What to do
Can you print the data exactly and leave out each image?

### Task input

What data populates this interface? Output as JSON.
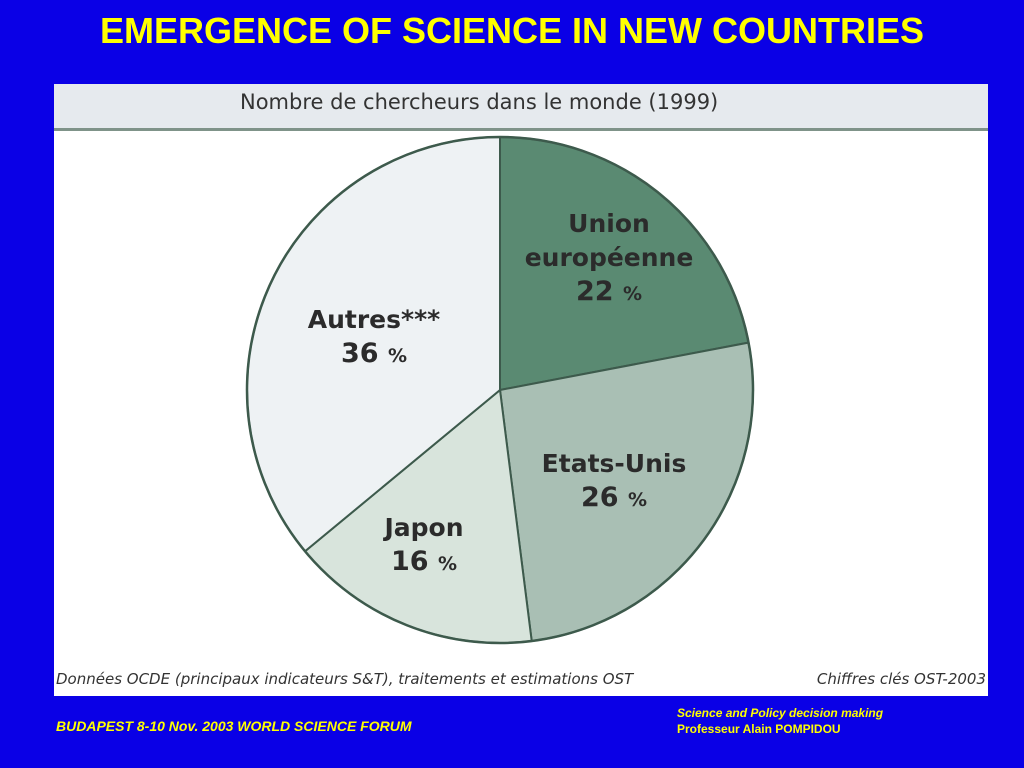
{
  "slide": {
    "title": "EMERGENCE OF SCIENCE IN NEW COUNTRIES",
    "footer_left": "BUDAPEST 8-10 Nov. 2003  WORLD SCIENCE FORUM",
    "footer_right_line1": "Science and Policy decision making",
    "footer_right_line2": "Professeur Alain POMPIDOU"
  },
  "figure": {
    "source_left": "Données OCDE (principaux indicateurs S&T), traitements et estimations OST",
    "source_right": "Chiffres clés OST-2003"
  },
  "colors": {
    "background": "#0a00e6",
    "title": "#ffff00",
    "union": "#5a8a72",
    "usa": "#a9bfb4",
    "japan": "#d8e4dc",
    "others": "#eef2f4"
  },
  "chart_data": {
    "type": "pie",
    "title": "Nombre de chercheurs dans le monde (1999)",
    "slices": [
      {
        "label_lines": [
          "Union",
          "européenne"
        ],
        "value": 22,
        "value_text": "22",
        "unit": "%",
        "color": "#5a8a72"
      },
      {
        "label_lines": [
          "Etats-Unis"
        ],
        "value": 26,
        "value_text": "26",
        "unit": "%",
        "color": "#a9bfb4"
      },
      {
        "label_lines": [
          "Japon"
        ],
        "value": 16,
        "value_text": "16",
        "unit": "%",
        "color": "#d8e4dc"
      },
      {
        "label_lines": [
          "Autres***"
        ],
        "value": 36,
        "value_text": "36",
        "unit": "%",
        "color": "#eef2f4"
      }
    ]
  }
}
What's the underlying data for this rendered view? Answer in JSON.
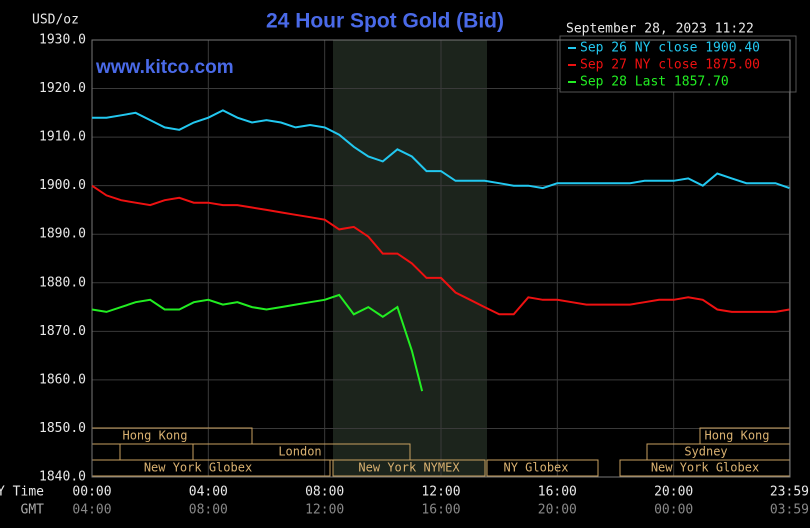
{
  "chart_data": {
    "type": "line",
    "title": "24 Hour Spot Gold (Bid)",
    "ylabel": "USD/oz",
    "watermark": "www.kitco.com",
    "timestamp": "September 28, 2023 11:22",
    "xlabel": "NY Time",
    "x2label": "GMT",
    "xlim": [
      0,
      24
    ],
    "ylim": [
      1840,
      1930
    ],
    "xticks": [
      {
        "value": 0,
        "label": "00:00"
      },
      {
        "value": 4,
        "label": "04:00"
      },
      {
        "value": 8,
        "label": "08:00"
      },
      {
        "value": 12,
        "label": "12:00"
      },
      {
        "value": 16,
        "label": "16:00"
      },
      {
        "value": 20,
        "label": "20:00"
      },
      {
        "value": 23.98,
        "label": "23:59"
      }
    ],
    "gmt_labels": [
      "04:00",
      "08:00",
      "12:00",
      "16:00",
      "20:00",
      "00:00",
      "03:59"
    ],
    "yticks": [
      {
        "value": 1840,
        "label": "1840.0"
      },
      {
        "value": 1850,
        "label": "1850.0"
      },
      {
        "value": 1860,
        "label": "1860.0"
      },
      {
        "value": 1870,
        "label": "1870.0"
      },
      {
        "value": 1880,
        "label": "1880.0"
      },
      {
        "value": 1890,
        "label": "1890.0"
      },
      {
        "value": 1900,
        "label": "1900.0"
      },
      {
        "value": 1910,
        "label": "1910.0"
      },
      {
        "value": 1920,
        "label": "1920.0"
      },
      {
        "value": 1930,
        "label": "1930.0"
      }
    ],
    "grid": true,
    "sessions": [
      "Hong Kong",
      "London",
      "New York Globex",
      "New York NYMEX",
      "NY Globex",
      "Hong Kong",
      "Sydney",
      "New York Globex"
    ],
    "series": [
      {
        "name": "Sep 26 NY close 1900.40",
        "color": "#22c8f0",
        "x": [
          0,
          0.5,
          1,
          1.5,
          2,
          2.5,
          3,
          3.5,
          4,
          4.5,
          5,
          5.5,
          6,
          6.5,
          7,
          7.5,
          8,
          8.5,
          9,
          9.5,
          10,
          10.5,
          11,
          11.5,
          12,
          12.5,
          13,
          13.5,
          14,
          14.5,
          15,
          15.5,
          16,
          16.5,
          17,
          17.5,
          18,
          18.5,
          19,
          19.5,
          20,
          20.5,
          21,
          21.5,
          22,
          22.5,
          23,
          23.5,
          23.98
        ],
        "values": [
          1914,
          1914,
          1914.5,
          1915,
          1913.5,
          1912,
          1911.5,
          1913,
          1914,
          1915.5,
          1914,
          1913,
          1913.5,
          1913,
          1912,
          1912.5,
          1912,
          1910.5,
          1908,
          1906,
          1905,
          1907.5,
          1906,
          1903,
          1903,
          1901,
          1901,
          1901,
          1900.5,
          1900,
          1900,
          1899.5,
          1900.5,
          1900.5,
          1900.5,
          1900.5,
          1900.5,
          1900.5,
          1901,
          1901,
          1901,
          1901.5,
          1900,
          1902.5,
          1901.5,
          1900.5,
          1900.5,
          1900.5,
          1899.5
        ]
      },
      {
        "name": "Sep 27 NY close 1875.00",
        "color": "#ee1111",
        "x": [
          0,
          0.5,
          1,
          1.5,
          2,
          2.5,
          3,
          3.5,
          4,
          4.5,
          5,
          5.5,
          6,
          6.5,
          7,
          7.5,
          8,
          8.5,
          9,
          9.5,
          10,
          10.5,
          11,
          11.5,
          12,
          12.5,
          13,
          13.5,
          14,
          14.5,
          15,
          15.5,
          16,
          16.5,
          17,
          17.5,
          18,
          18.5,
          19,
          19.5,
          20,
          20.5,
          21,
          21.5,
          22,
          22.5,
          23,
          23.5,
          23.98
        ],
        "values": [
          1900,
          1898,
          1897,
          1896.5,
          1896,
          1897,
          1897.5,
          1896.5,
          1896.5,
          1896,
          1896,
          1895.5,
          1895,
          1894.5,
          1894,
          1893.5,
          1893,
          1891,
          1891.5,
          1889.5,
          1886,
          1886,
          1884,
          1881,
          1881,
          1878,
          1876.5,
          1875,
          1873.5,
          1873.5,
          1877,
          1876.5,
          1876.5,
          1876,
          1875.5,
          1875.5,
          1875.5,
          1875.5,
          1876,
          1876.5,
          1876.5,
          1877,
          1876.5,
          1874.5,
          1874,
          1874,
          1874,
          1874,
          1874.5
        ]
      },
      {
        "name": "Sep 28 Last 1857.70",
        "color": "#22ee22",
        "x": [
          0,
          0.5,
          1,
          1.5,
          2,
          2.5,
          3,
          3.5,
          4,
          4.5,
          5,
          5.5,
          6,
          6.5,
          7,
          7.5,
          8,
          8.5,
          9,
          9.5,
          10,
          10.5,
          11,
          11.35
        ],
        "values": [
          1874.5,
          1874,
          1875,
          1876,
          1876.5,
          1874.5,
          1874.5,
          1876,
          1876.5,
          1875.5,
          1876,
          1875,
          1874.5,
          1875,
          1875.5,
          1876,
          1876.5,
          1877.5,
          1873.5,
          1875,
          1873,
          1875,
          1866,
          1857.7
        ]
      }
    ]
  }
}
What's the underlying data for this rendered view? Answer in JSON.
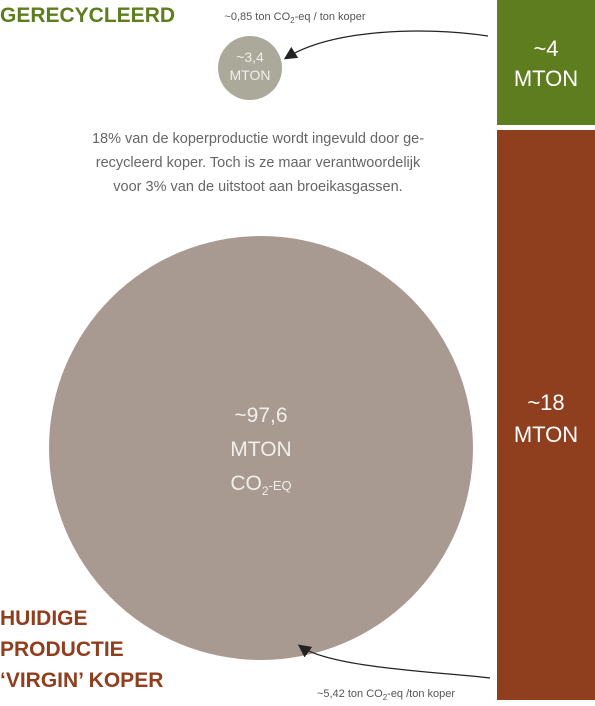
{
  "recycled": {
    "title": "GERECYCLEERD",
    "factor": [
      "~0,85 ton CO",
      "2",
      "-eq / ton koper"
    ],
    "circle": [
      "~3,4",
      "MTON"
    ],
    "bar": [
      "~4",
      "MTON"
    ]
  },
  "note": [
    "18% van de koperproductie wordt ingevuld door ge-",
    "recycleerd koper. Toch is ze maar verantwoordelijk",
    "voor 3% van de uitstoot aan broeikasgassen."
  ],
  "virgin": {
    "title": [
      "HUIDIGE",
      "PRODUCTIE",
      "‘VIRGIN’ KOPER"
    ],
    "factor": [
      "~5,42 ton CO",
      "2",
      "-eq /ton koper"
    ],
    "circle": [
      "~97,6",
      "MTON"
    ],
    "circle_unit": [
      "CO",
      "2",
      "-EQ"
    ],
    "bar": [
      "~18",
      "MTON"
    ]
  }
}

######

Result of the task
What data populates this interface? Output as JSON.
{
  "slide": {
    "title": "EMERGENCE OF SCIENCE IN NEW COUNTRIES",
    "footer_left": "BUDAPEST 8-10 Nov. 2003  WORLD SCIENCE FORUM",
    "footer_right_line1": "Science and Policy decision making",
    "footer_right_line2": "Professeur Alain POMPIDOU"
  },
  "figure": {
    "source_left": "Données OCDE (principaux indicateurs S&T), traitements et estimations OST",
    "source_right": "Chiffres clés OST-2003"
  },
  "colors": {
    "background": "#0a00e6",
    "title": "#ffff00",
    "union": "#5a8a72",
    "usa": "#a9bfb4",
    "japan": "#d8e4dc",
    "others": "#eef2f4"
  },
  "chart_data": {
    "type": "pie",
    "title": "Nombre de chercheurs dans le monde (1999)",
    "slices": [
      {
        "label_lines": [
          "Union",
          "européenne"
        ],
        "value": 22,
        "value_text": "22",
        "unit": "%",
        "color": "#5a8a72"
      },
      {
        "label_lines": [
          "Etats-Unis"
        ],
        "value": 26,
        "value_text": "26",
        "unit": "%",
        "color": "#a9bfb4"
      },
      {
        "label_lines": [
          "Japon"
        ],
        "value": 16,
        "value_text": "16",
        "unit": "%",
        "color": "#d8e4dc"
      },
      {
        "label_lines": [
          "Autres***"
        ],
        "value": 36,
        "value_text": "36",
        "unit": "%",
        "color": "#eef2f4"
      }
    ]
  }
}
What's the underlying data for this rendered view? Answer in JSON.
{
  "chart_data": {
    "type": "line",
    "title": "24 Hour Spot Gold (Bid)",
    "ylabel": "USD/oz",
    "watermark": "www.kitco.com",
    "timestamp": "September 28, 2023 11:22",
    "xlabel": "NY Time",
    "x2label": "GMT",
    "xlim": [
      0,
      24
    ],
    "ylim": [
      1840,
      1930
    ],
    "xticks": [
      {
        "value": 0,
        "label": "00:00"
      },
      {
        "value": 4,
        "label": "04:00"
      },
      {
        "value": 8,
        "label": "08:00"
      },
      {
        "value": 12,
        "label": "12:00"
      },
      {
        "value": 16,
        "label": "16:00"
      },
      {
        "value": 20,
        "label": "20:00"
      },
      {
        "value": 23.98,
        "label": "23:59"
      }
    ],
    "gmt_labels": [
      "04:00",
      "08:00",
      "12:00",
      "16:00",
      "20:00",
      "00:00",
      "03:59"
    ],
    "yticks": [
      {
        "value": 1840,
        "label": "1840.0"
      },
      {
        "value": 1850,
        "label": "1850.0"
      },
      {
        "value": 1860,
        "label": "1860.0"
      },
      {
        "value": 1870,
        "label": "1870.0"
      },
      {
        "value": 1880,
        "label": "1880.0"
      },
      {
        "value": 1890,
        "label": "1890.0"
      },
      {
        "value": 1900,
        "label": "1900.0"
      },
      {
        "value": 1910,
        "label": "1910.0"
      },
      {
        "value": 1920,
        "label": "1920.0"
      },
      {
        "value": 1930,
        "label": "1930.0"
      }
    ],
    "grid": true,
    "sessions": [
      "Hong Kong",
      "London",
      "New York Globex",
      "New York NYMEX",
      "NY Globex",
      "Hong Kong",
      "Sydney",
      "New York Globex"
    ],
    "series": [
      {
        "name": "Sep 26 NY close 1900.40",
        "color": "#22c8f0",
        "x": [
          0,
          0.5,
          1,
          1.5,
          2,
          2.5,
          3,
          3.5,
          4,
          4.5,
          5,
          5.5,
          6,
          6.5,
          7,
          7.5,
          8,
          8.5,
          9,
          9.5,
          10,
          10.5,
          11,
          11.5,
          12,
          12.5,
          13,
          13.5,
          14,
          14.5,
          15,
          15.5,
          16,
          16.5,
          17,
          17.5,
          18,
          18.5,
          19,
          19.5,
          20,
          20.5,
          21,
          21.5,
          22,
          22.5,
          23,
          23.5,
          23.98
        ],
        "values": [
          1914,
          1914,
          1914.5,
          1915,
          1913.5,
          1912,
          1911.5,
          1913,
          1914,
          1915.5,
          1914,
          1913,
          1913.5,
          1913,
          1912,
          1912.5,
          1912,
          1910.5,
          1908,
          1906,
          1905,
          1907.5,
          1906,
          1903,
          1903,
          1901,
          1901,
          1901,
          1900.5,
          1900,
          1900,
          1899.5,
          1900.5,
          1900.5,
          1900.5,
          1900.5,
          1900.5,
          1900.5,
          1901,
          1901,
          1901,
          1901.5,
          1900,
          1902.5,
          1901.5,
          1900.5,
          1900.5,
          1900.5,
          1899.5
        ]
      },
      {
        "name": "Sep 27 NY close 1875.00",
        "color": "#ee1111",
        "x": [
          0,
          0.5,
          1,
          1.5,
          2,
          2.5,
          3,
          3.5,
          4,
          4.5,
          5,
          5.5,
          6,
          6.5,
          7,
          7.5,
          8,
          8.5,
          9,
          9.5,
          10,
          10.5,
          11,
          11.5,
          12,
          12.5,
          13,
          13.5,
          14,
          14.5,
          15,
          15.5,
          16,
          16.5,
          17,
          17.5,
          18,
          18.5,
          19,
          19.5,
          20,
          20.5,
          21,
          21.5,
          22,
          22.5,
          23,
          23.5,
          23.98
        ],
        "values": [
          1900,
          1898,
          1897,
          1896.5,
          1896,
          1897,
          1897.5,
          1896.5,
          1896.5,
          1896,
          1896,
          1895.5,
          1895,
          1894.5,
          1894,
          1893.5,
          1893,
          1891,
          1891.5,
          1889.5,
          1886,
          1886,
          1884,
          1881,
          1881,
          1878,
          1876.5,
          1875,
          1873.5,
          1873.5,
          1877,
          1876.5,
          1876.5,
          1876,
          1875.5,
          1875.5,
          1875.5,
          1875.5,
          1876,
          1876.5,
          1876.5,
          1877,
          1876.5,
          1874.5,
          1874,
          1874,
          1874,
          1874,
          1874.5
        ]
      },
      {
        "name": "Sep 28 Last 1857.70",
        "color": "#22ee22",
        "x": [
          0,
          0.5,
          1,
          1.5,
          2,
          2.5,
          3,
          3.5,
          4,
          4.5,
          5,
          5.5,
          6,
          6.5,
          7,
          7.5,
          8,
          8.5,
          9,
          9.5,
          10,
          10.5,
          11,
          11.35
        ],
        "values": [
          1874.5,
          1874,
          1875,
          1876,
          1876.5,
          1874.5,
          1874.5,
          1876,
          1876.5,
          1875.5,
          1876,
          1875,
          1874.5,
          1875,
          1875.5,
          1876,
          1876.5,
          1877.5,
          1873.5,
          1875,
          1873,
          1875,
          1866,
          1857.7
        ]
      }
    ]
  }
}
What's the underlying data for this rendered view? Answer in JSON.
{
  "recycled": {
    "title": "GERECYCLEERD",
    "factor": [
      "~0,85 ton CO",
      "2",
      "-eq / ton koper"
    ],
    "circle": [
      "~3,4",
      "MTON"
    ],
    "bar": [
      "~4",
      "MTON"
    ]
  },
  "note": [
    "18% van de koperproductie wordt ingevuld door ge-",
    "recycleerd koper. Toch is ze maar verantwoordelijk",
    "voor 3% van de uitstoot aan broeikasgassen."
  ],
  "virgin": {
    "title": [
      "HUIDIGE",
      "PRODUCTIE",
      "‘VIRGIN’ KOPER"
    ],
    "factor": [
      "~5,42 ton CO",
      "2",
      "-eq /ton koper"
    ],
    "circle": [
      "~97,6",
      "MTON"
    ],
    "circle_unit": [
      "CO",
      "2",
      "-EQ"
    ],
    "bar": [
      "~18",
      "MTON"
    ]
  }
}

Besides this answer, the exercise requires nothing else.